>> Begin INPUT

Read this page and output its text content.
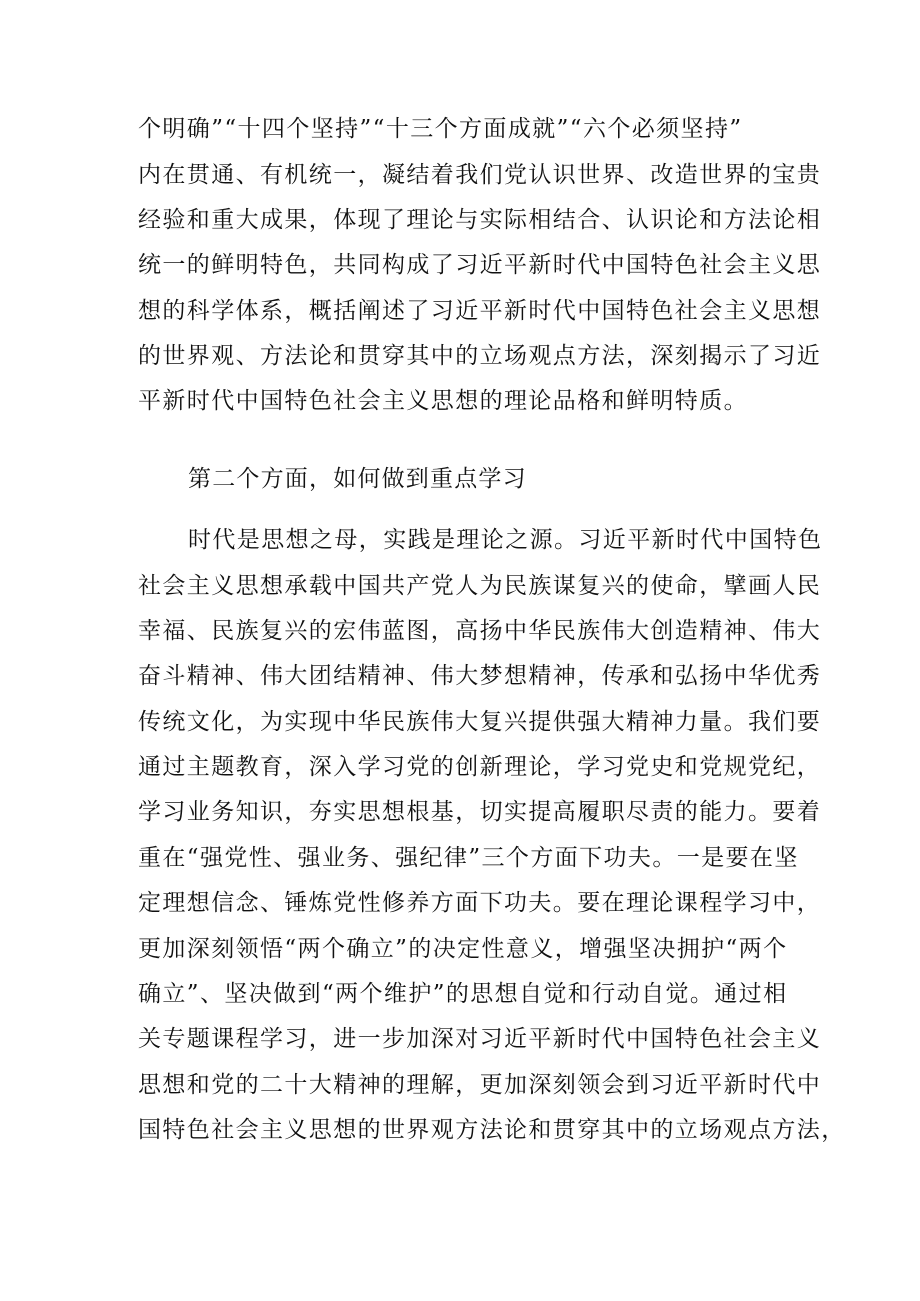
个明确”“十四个坚持”“十三个方面成就”“六个必须坚持”
内在贯通、有机统一，凝结着我们党认识世界、改造世界的宝贵
经验和重大成果，体现了理论与实际相结合、认识论和方法论相
统一的鲜明特色，共同构成了习近平新时代中国特色社会主义思
想的科学体系，概括阐述了习近平新时代中国特色社会主义思想
的世界观、方法论和贯穿其中的立场观点方法，深刻揭示了习近
平新时代中国特色社会主义思想的理论品格和鲜明特质。
第二个方面，如何做到重点学习
时代是思想之母，实践是理论之源。习近平新时代中国特色
社会主义思想承载中国共产党人为民族谋复兴的使命，擘画人民
幸福、民族复兴的宏伟蓝图，高扬中华民族伟大创造精神、伟大
奋斗精神、伟大团结精神、伟大梦想精神，传承和弘扬中华优秀
传统文化，为实现中华民族伟大复兴提供强大精神力量。我们要
通过主题教育，深入学习党的创新理论，学习党史和党规党纪，
学习业务知识，夯实思想根基，切实提高履职尽责的能力。要着
重在“强党性、强业务、强纪律”三个方面下功夫。一是要在坚
定理想信念、锤炼党性修养方面下功夫。要在理论课程学习中，
更加深刻领悟“两个确立”的决定性意义，增强坚决拥护“两个
确立”、坚决做到“两个维护”的思想自觉和行动自觉。通过相
关专题课程学习，进一步加深对习近平新时代中国特色社会主义
思想和党的二十大精神的理解，更加深刻领会到习近平新时代中
国特色社会主义思想的世界观方法论和贯穿其中的立场观点方法，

>> End INPUT

▶ REQUEST
Repeat all of the entries word for word, but omit the pictures.

▶ SOLVED EXERCISE
Read this page and output its text content.
个明确”“十四个坚持”“十三个方面成就”“六个必须坚持”
内在贯通、有机统一，凝结着我们党认识世界、改造世界的宝贵
经验和重大成果，体现了理论与实际相结合、认识论和方法论相
统一的鲜明特色，共同构成了习近平新时代中国特色社会主义思
想的科学体系，概括阐述了习近平新时代中国特色社会主义思想
的世界观、方法论和贯穿其中的立场观点方法，深刻揭示了习近
平新时代中国特色社会主义思想的理论品格和鲜明特质。
第二个方面，如何做到重点学习
时代是思想之母，实践是理论之源。习近平新时代中国特色
社会主义思想承载中国共产党人为民族谋复兴的使命，擘画人民
幸福、民族复兴的宏伟蓝图，高扬中华民族伟大创造精神、伟大
奋斗精神、伟大团结精神、伟大梦想精神，传承和弘扬中华优秀
传统文化，为实现中华民族伟大复兴提供强大精神力量。我们要
通过主题教育，深入学习党的创新理论，学习党史和党规党纪，
学习业务知识，夯实思想根基，切实提高履职尽责的能力。要着
重在“强党性、强业务、强纪律”三个方面下功夫。一是要在坚
定理想信念、锤炼党性修养方面下功夫。要在理论课程学习中，
更加深刻领悟“两个确立”的决定性意义，增强坚决拥护“两个
确立”、坚决做到“两个维护”的思想自觉和行动自觉。通过相
关专题课程学习，进一步加深对习近平新时代中国特色社会主义
思想和党的二十大精神的理解，更加深刻领会到习近平新时代中
国特色社会主义思想的世界观方法论和贯穿其中的立场观点方法，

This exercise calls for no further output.